- [Objective]:
Please put each line of the rows below into a JSON list of strings, one string per line, skipping blank lines and leaving out the pictures.

- [Items]:
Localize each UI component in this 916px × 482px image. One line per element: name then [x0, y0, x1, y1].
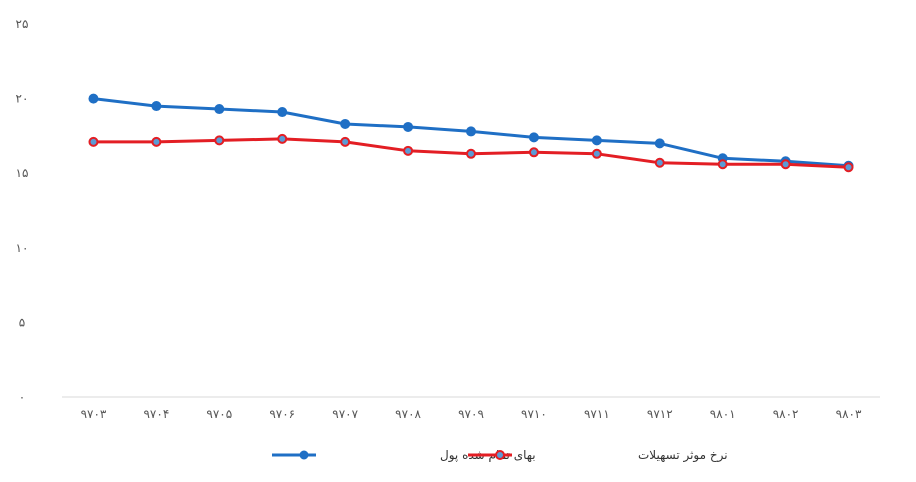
series-layer — [88, 93, 854, 173]
legend-entry-2: نرخ موثر تسهیلات — [468, 448, 728, 463]
data-point — [654, 138, 665, 149]
data-point — [340, 136, 351, 147]
y-tick-label: ۰ — [19, 390, 25, 404]
x-tick-label: ۹۷۰۶ — [269, 407, 295, 421]
data-point — [654, 157, 665, 168]
data-point — [403, 121, 414, 132]
data-point — [151, 101, 162, 112]
data-point — [214, 135, 225, 146]
x-tick-label: ۹۷۱۲ — [647, 407, 673, 421]
legend-label: نرخ موثر تسهیلات — [638, 448, 728, 463]
y-tick-label: ۲۵ — [16, 17, 29, 31]
x-tick-label: ۹۷۰۳ — [81, 407, 107, 421]
x-tick-label: ۹۷۱۰ — [521, 407, 547, 421]
data-point — [88, 93, 99, 104]
data-point — [528, 132, 539, 143]
x-tick-label: ۹۷۰۵ — [206, 407, 232, 421]
data-point — [466, 126, 476, 137]
y-tick-label: ۱۵ — [16, 166, 29, 180]
data-point — [466, 148, 476, 159]
y-tick-label: ۵ — [19, 315, 25, 329]
data-point — [780, 159, 791, 170]
legend-marker — [495, 450, 505, 460]
data-point — [843, 162, 854, 173]
data-point — [88, 136, 99, 147]
data-point — [591, 148, 602, 159]
x-tick-label: ۹۸۰۱ — [710, 407, 736, 421]
data-point — [151, 136, 162, 147]
data-point — [277, 133, 288, 144]
data-point — [403, 145, 414, 156]
series-2 — [88, 133, 854, 173]
data-point — [277, 107, 288, 118]
y-tick-label: ۲۰ — [16, 92, 29, 106]
legend: بهای تمام شده پول نرخ موثر تسهیلات — [272, 448, 728, 463]
x-tick-label: ۹۷۰۷ — [332, 407, 358, 421]
y-axis: ۰ ۵ ۱۰ ۱۵ ۲۰ ۲۵ — [16, 17, 29, 404]
y-tick-label: ۱۰ — [16, 241, 29, 255]
x-tick-label: ۹۸۰۳ — [836, 407, 862, 421]
legend-marker — [299, 450, 309, 460]
data-point — [528, 147, 539, 158]
data-point — [591, 135, 602, 146]
x-tick-label: ۹۷۰۴ — [143, 407, 169, 421]
series-1 — [88, 93, 854, 171]
x-axis: ۹۷۰۳ ۹۷۰۴ ۹۷۰۵ ۹۷۰۶ ۹۷۰۷ ۹۷۰۸ ۹۷۰۹ ۹۷۱۰ ۹۷۱۱ ۹۷۱۲… — [81, 407, 862, 421]
data-point — [340, 118, 351, 129]
x-tick-label: ۹۷۰۹ — [458, 407, 484, 421]
data-point — [717, 159, 728, 170]
x-tick-label: ۹۷۱۱ — [584, 407, 610, 421]
x-tick-label: ۹۷۰۸ — [395, 407, 421, 421]
data-point — [214, 104, 225, 115]
x-tick-label: ۹۸۰۲ — [773, 407, 799, 421]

- [Solution for this exercise]:
[
  "Localize each UI component in this 916px × 482px image. One line per element: name then [x0, y0, x1, y1].",
  "series-layer — [88, 93, 854, 173]",
  "legend-entry-2: نرخ موثر تسهیلات — [468, 448, 728, 463]",
  "data-point — [654, 138, 665, 149]",
  "data-point — [340, 136, 351, 147]",
  "y-tick-label: ۰ — [19, 390, 25, 404]",
  "x-tick-label: ۹۷۰۶ — [269, 407, 295, 421]",
  "data-point — [654, 157, 665, 168]",
  "data-point — [403, 121, 414, 132]",
  "data-point — [151, 101, 162, 112]",
  "data-point — [214, 135, 225, 146]",
  "x-tick-label: ۹۷۱۲ — [647, 407, 673, 421]",
  "legend-label: نرخ موثر تسهیلات — [638, 448, 728, 463]",
  "y-tick-label: ۲۵ — [16, 17, 29, 31]",
  "x-tick-label: ۹۷۰۳ — [81, 407, 107, 421]",
  "x-tick-label: ۹۷۱۰ — [521, 407, 547, 421]",
  "data-point — [88, 93, 99, 104]",
  "data-point — [528, 132, 539, 143]",
  "x-tick-label: ۹۷۰۵ — [206, 407, 232, 421]",
  "data-point — [466, 126, 476, 137]",
  "y-tick-label: ۱۵ — [16, 166, 29, 180]",
  "data-point — [466, 148, 476, 159]",
  "y-tick-label: ۵ — [19, 315, 25, 329]",
  "data-point — [780, 159, 791, 170]",
  "legend-marker — [495, 450, 505, 460]",
  "data-point — [843, 162, 854, 173]",
  "data-point — [88, 136, 99, 147]",
  "data-point — [591, 148, 602, 159]",
  "x-tick-label: ۹۸۰۱ — [710, 407, 736, 421]",
  "data-point — [151, 136, 162, 147]",
  "data-point — [277, 133, 288, 144]",
  "data-point — [403, 145, 414, 156]",
  "series-2 — [88, 133, 854, 173]",
  "data-point — [277, 107, 288, 118]",
  "y-tick-label: ۲۰ — [16, 92, 29, 106]",
  "legend: بهای تمام شده پول نرخ موثر تسهیلات — [272, 448, 728, 463]",
  "x-tick-label: ۹۷۰۷ — [332, 407, 358, 421]",
  "y-axis: ۰ ۵ ۱۰ ۱۵ ۲۰ ۲۵ — [16, 17, 29, 404]",
  "y-tick-label: ۱۰ — [16, 241, 29, 255]",
  "x-tick-label: ۹۸۰۳ — [836, 407, 862, 421]",
  "legend-marker — [299, 450, 309, 460]",
  "data-point — [528, 147, 539, 158]",
  "data-point — [591, 135, 602, 146]",
  "x-tick-label: ۹۷۰۴ — [143, 407, 169, 421]",
  "series-1 — [88, 93, 854, 171]",
  "x-axis: ۹۷۰۳ ۹۷۰۴ ۹۷۰۵ ۹۷۰۶ ۹۷۰۷ ۹۷۰۸ ۹۷۰۹ ۹۷۱۰ ۹۷۱۱ ۹۷۱۲… — [81, 407, 862, 421]",
  "data-point — [340, 118, 351, 129]",
  "x-tick-label: ۹۷۰۹ — [458, 407, 484, 421]",
  "data-point — [717, 159, 728, 170]",
  "x-tick-label: ۹۷۱۱ — [584, 407, 610, 421]",
  "x-tick-label: ۹۷۰۸ — [395, 407, 421, 421]",
  "data-point — [214, 104, 225, 115]",
  "x-tick-label: ۹۸۰۲ — [773, 407, 799, 421]"
]